EXERCISE DESCRIPTION >> Extract every line that contains the string "text".

(Stored data entries)
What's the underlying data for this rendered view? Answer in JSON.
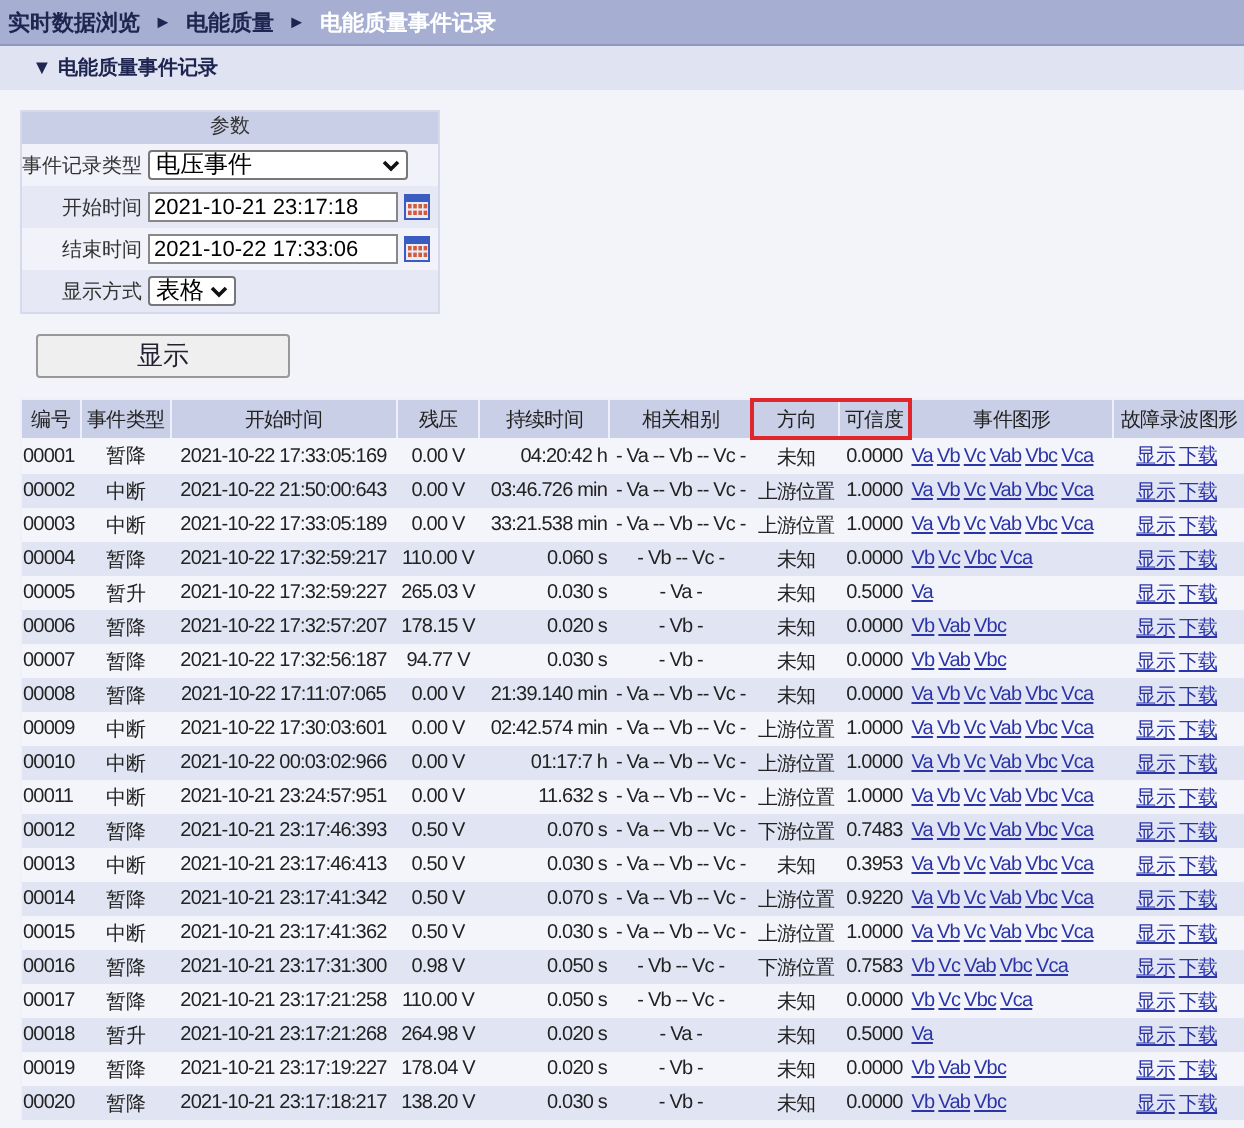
{
  "breadcrumb": [
    {
      "label": "实时数据浏览",
      "current": false
    },
    {
      "label": "电能质量",
      "current": false
    },
    {
      "label": "电能质量事件记录",
      "current": true
    }
  ],
  "breadcrumb_separator": "►",
  "section": {
    "toggle": "▼",
    "title": "电能质量事件记录"
  },
  "params": {
    "title": "参数",
    "fields": [
      {
        "kind": "select",
        "label": "事件记录类型",
        "value": "电压事件"
      },
      {
        "kind": "date",
        "label": "开始时间",
        "value": "2021-10-21 23:17:18"
      },
      {
        "kind": "date",
        "label": "结束时间",
        "value": "2021-10-22 17:33:06"
      },
      {
        "kind": "select_small",
        "label": "显示方式",
        "value": "表格"
      }
    ]
  },
  "show_button": "显示",
  "table": {
    "columns": [
      {
        "label": "编号",
        "highlighted": false
      },
      {
        "label": "事件类型",
        "highlighted": false
      },
      {
        "label": "开始时间",
        "highlighted": false
      },
      {
        "label": "残压",
        "highlighted": false
      },
      {
        "label": "持续时间",
        "highlighted": false
      },
      {
        "label": "相关相别",
        "highlighted": false
      },
      {
        "label": "方向",
        "highlighted": true
      },
      {
        "label": "可信度",
        "highlighted": true
      },
      {
        "label": "事件图形",
        "highlighted": false
      },
      {
        "label": "故障录波图形",
        "highlighted": false
      }
    ],
    "rows": [
      {
        "cells": [
          "00001",
          "暂降",
          "2021-10-22 17:33:05:169",
          "0.00 V",
          "04:20:42 h",
          "- Va -- Vb -- Vc -",
          "未知",
          "0.0000"
        ],
        "waveforms": [
          "Va",
          "Vb",
          "Vc",
          "Vab",
          "Vbc",
          "Vca"
        ],
        "fault_links": [
          "显示",
          "下载"
        ]
      },
      {
        "cells": [
          "00002",
          "中断",
          "2021-10-22 21:50:00:643",
          "0.00 V",
          "03:46.726 min",
          "- Va -- Vb -- Vc -",
          "上游位置",
          "1.0000"
        ],
        "waveforms": [
          "Va",
          "Vb",
          "Vc",
          "Vab",
          "Vbc",
          "Vca"
        ],
        "fault_links": [
          "显示",
          "下载"
        ]
      },
      {
        "cells": [
          "00003",
          "中断",
          "2021-10-22 17:33:05:189",
          "0.00 V",
          "33:21.538 min",
          "- Va -- Vb -- Vc -",
          "上游位置",
          "1.0000"
        ],
        "waveforms": [
          "Va",
          "Vb",
          "Vc",
          "Vab",
          "Vbc",
          "Vca"
        ],
        "fault_links": [
          "显示",
          "下载"
        ]
      },
      {
        "cells": [
          "00004",
          "暂降",
          "2021-10-22 17:32:59:217",
          "110.00 V",
          "0.060 s",
          "- Vb -- Vc -",
          "未知",
          "0.0000"
        ],
        "waveforms": [
          "Vb",
          "Vc",
          "Vbc",
          "Vca"
        ],
        "fault_links": [
          "显示",
          "下载"
        ]
      },
      {
        "cells": [
          "00005",
          "暂升",
          "2021-10-22 17:32:59:227",
          "265.03 V",
          "0.030 s",
          "- Va -",
          "未知",
          "0.5000"
        ],
        "waveforms": [
          "Va"
        ],
        "fault_links": [
          "显示",
          "下载"
        ]
      },
      {
        "cells": [
          "00006",
          "暂降",
          "2021-10-22 17:32:57:207",
          "178.15 V",
          "0.020 s",
          "- Vb -",
          "未知",
          "0.0000"
        ],
        "waveforms": [
          "Vb",
          "Vab",
          "Vbc"
        ],
        "fault_links": [
          "显示",
          "下载"
        ]
      },
      {
        "cells": [
          "00007",
          "暂降",
          "2021-10-22 17:32:56:187",
          "94.77 V",
          "0.030 s",
          "- Vb -",
          "未知",
          "0.0000"
        ],
        "waveforms": [
          "Vb",
          "Vab",
          "Vbc"
        ],
        "fault_links": [
          "显示",
          "下载"
        ]
      },
      {
        "cells": [
          "00008",
          "暂降",
          "2021-10-22 17:11:07:065",
          "0.00 V",
          "21:39.140 min",
          "- Va -- Vb -- Vc -",
          "未知",
          "0.0000"
        ],
        "waveforms": [
          "Va",
          "Vb",
          "Vc",
          "Vab",
          "Vbc",
          "Vca"
        ],
        "fault_links": [
          "显示",
          "下载"
        ]
      },
      {
        "cells": [
          "00009",
          "中断",
          "2021-10-22 17:30:03:601",
          "0.00 V",
          "02:42.574 min",
          "- Va -- Vb -- Vc -",
          "上游位置",
          "1.0000"
        ],
        "waveforms": [
          "Va",
          "Vb",
          "Vc",
          "Vab",
          "Vbc",
          "Vca"
        ],
        "fault_links": [
          "显示",
          "下载"
        ]
      },
      {
        "cells": [
          "00010",
          "中断",
          "2021-10-22 00:03:02:966",
          "0.00 V",
          "01:17:7 h",
          "- Va -- Vb -- Vc -",
          "上游位置",
          "1.0000"
        ],
        "waveforms": [
          "Va",
          "Vb",
          "Vc",
          "Vab",
          "Vbc",
          "Vca"
        ],
        "fault_links": [
          "显示",
          "下载"
        ]
      },
      {
        "cells": [
          "00011",
          "中断",
          "2021-10-21 23:24:57:951",
          "0.00 V",
          "11.632 s",
          "- Va -- Vb -- Vc -",
          "上游位置",
          "1.0000"
        ],
        "waveforms": [
          "Va",
          "Vb",
          "Vc",
          "Vab",
          "Vbc",
          "Vca"
        ],
        "fault_links": [
          "显示",
          "下载"
        ]
      },
      {
        "cells": [
          "00012",
          "暂降",
          "2021-10-21 23:17:46:393",
          "0.50 V",
          "0.070 s",
          "- Va -- Vb -- Vc -",
          "下游位置",
          "0.7483"
        ],
        "waveforms": [
          "Va",
          "Vb",
          "Vc",
          "Vab",
          "Vbc",
          "Vca"
        ],
        "fault_links": [
          "显示",
          "下载"
        ]
      },
      {
        "cells": [
          "00013",
          "中断",
          "2021-10-21 23:17:46:413",
          "0.50 V",
          "0.030 s",
          "- Va -- Vb -- Vc -",
          "未知",
          "0.3953"
        ],
        "waveforms": [
          "Va",
          "Vb",
          "Vc",
          "Vab",
          "Vbc",
          "Vca"
        ],
        "fault_links": [
          "显示",
          "下载"
        ]
      },
      {
        "cells": [
          "00014",
          "暂降",
          "2021-10-21 23:17:41:342",
          "0.50 V",
          "0.070 s",
          "- Va -- Vb -- Vc -",
          "上游位置",
          "0.9220"
        ],
        "waveforms": [
          "Va",
          "Vb",
          "Vc",
          "Vab",
          "Vbc",
          "Vca"
        ],
        "fault_links": [
          "显示",
          "下载"
        ]
      },
      {
        "cells": [
          "00015",
          "中断",
          "2021-10-21 23:17:41:362",
          "0.50 V",
          "0.030 s",
          "- Va -- Vb -- Vc -",
          "上游位置",
          "1.0000"
        ],
        "waveforms": [
          "Va",
          "Vb",
          "Vc",
          "Vab",
          "Vbc",
          "Vca"
        ],
        "fault_links": [
          "显示",
          "下载"
        ]
      },
      {
        "cells": [
          "00016",
          "暂降",
          "2021-10-21 23:17:31:300",
          "0.98 V",
          "0.050 s",
          "- Vb -- Vc -",
          "下游位置",
          "0.7583"
        ],
        "waveforms": [
          "Vb",
          "Vc",
          "Vab",
          "Vbc",
          "Vca"
        ],
        "fault_links": [
          "显示",
          "下载"
        ]
      },
      {
        "cells": [
          "00017",
          "暂降",
          "2021-10-21 23:17:21:258",
          "110.00 V",
          "0.050 s",
          "- Vb -- Vc -",
          "未知",
          "0.0000"
        ],
        "waveforms": [
          "Vb",
          "Vc",
          "Vbc",
          "Vca"
        ],
        "fault_links": [
          "显示",
          "下载"
        ]
      },
      {
        "cells": [
          "00018",
          "暂升",
          "2021-10-21 23:17:21:268",
          "264.98 V",
          "0.020 s",
          "- Va -",
          "未知",
          "0.5000"
        ],
        "waveforms": [
          "Va"
        ],
        "fault_links": [
          "显示",
          "下载"
        ]
      },
      {
        "cells": [
          "00019",
          "暂降",
          "2021-10-21 23:17:19:227",
          "178.04 V",
          "0.020 s",
          "- Vb -",
          "未知",
          "0.0000"
        ],
        "waveforms": [
          "Vb",
          "Vab",
          "Vbc"
        ],
        "fault_links": [
          "显示",
          "下载"
        ]
      },
      {
        "cells": [
          "00020",
          "暂降",
          "2021-10-21 23:17:18:217",
          "138.20 V",
          "0.030 s",
          "- Vb -",
          "未知",
          "0.0000"
        ],
        "waveforms": [
          "Vb",
          "Vab",
          "Vbc"
        ],
        "fault_links": [
          "显示",
          "下载"
        ]
      }
    ]
  }
}
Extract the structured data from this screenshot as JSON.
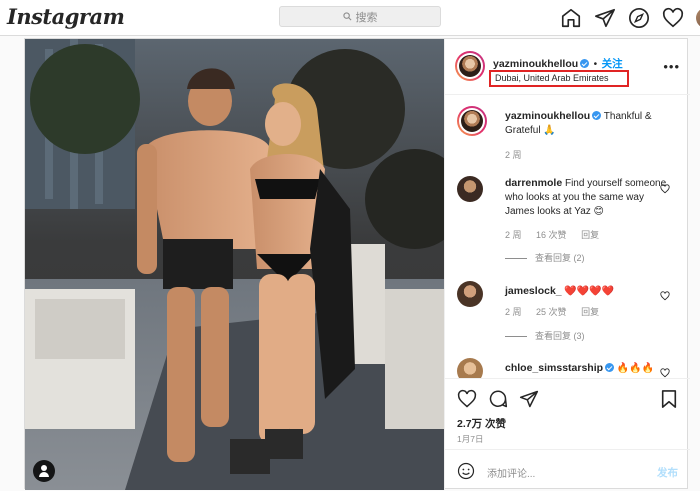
{
  "header": {
    "logo": "Instagram",
    "search_placeholder": "搜索"
  },
  "post": {
    "author": {
      "username": "yazminoukhellou",
      "follow_label": "关注",
      "separator": "•",
      "location": "Dubai, United Arab Emirates"
    },
    "caption": {
      "username": "yazminoukhellou",
      "text": "Thankful & Grateful 🙏",
      "age": "2 周"
    },
    "comments": [
      {
        "username": "darrenmole",
        "text": "Find yourself someone who looks at you the same way James looks at Yaz 😊",
        "age": "2 周",
        "likes": "16 次赞",
        "reply": "回复",
        "view_replies": "查看回复 (2)"
      },
      {
        "username": "jameslock_",
        "text": "❤️❤️❤️❤️",
        "age": "2 周",
        "likes": "25 次赞",
        "reply": "回复",
        "view_replies": "查看回复 (3)"
      },
      {
        "username": "chloe_simsstarship",
        "text": "🔥🔥🔥",
        "verified": true
      }
    ],
    "likes_count": "2.7万 次赞",
    "date": "1月7日",
    "add_comment_placeholder": "添加评论...",
    "post_button": "发布"
  },
  "colors": {
    "accent": "#0095f6",
    "highlight_box": "#e02424",
    "verified": "#3897f0"
  }
}
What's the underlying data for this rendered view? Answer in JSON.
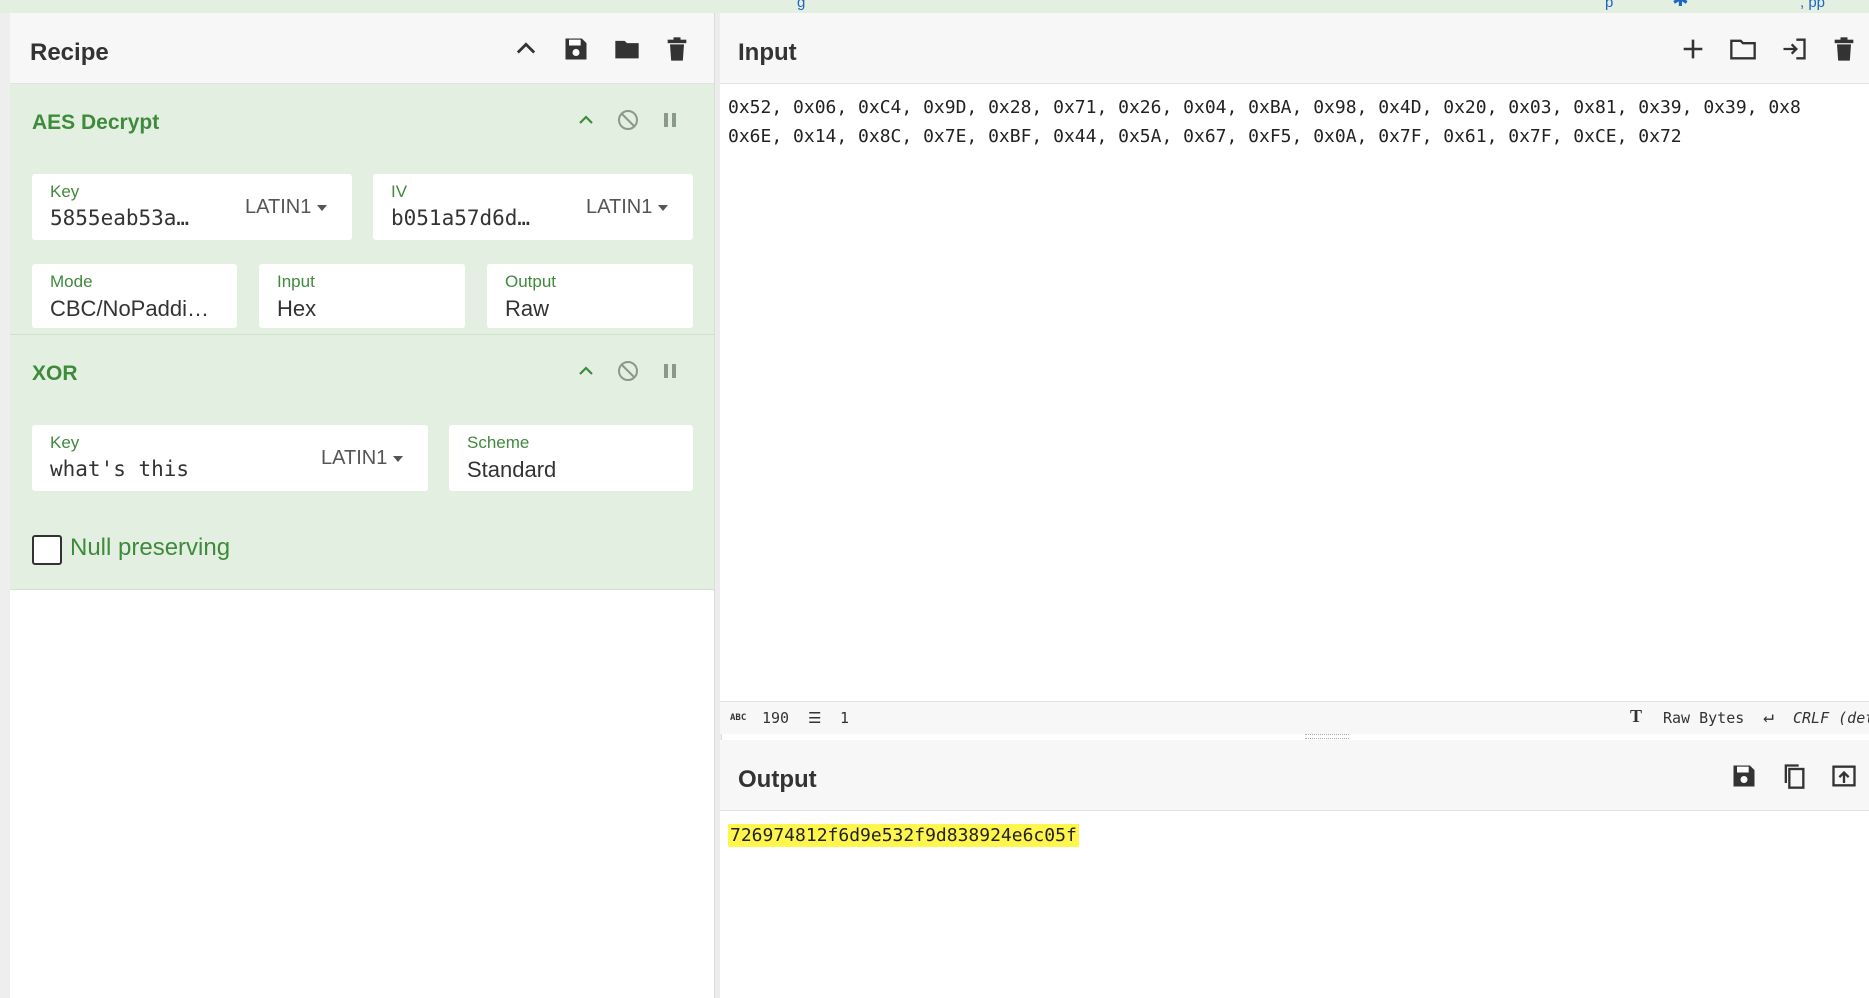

SOLUTION TO THE PROBLEM >>
      "text": "Thankful & Grateful 🙏",
        "text": "Find yourself someone who looks at you the same way James looks at Yaz 😊",
        "text": "❤️❤️❤️❤️",
        "text": "🔥🔥🔥",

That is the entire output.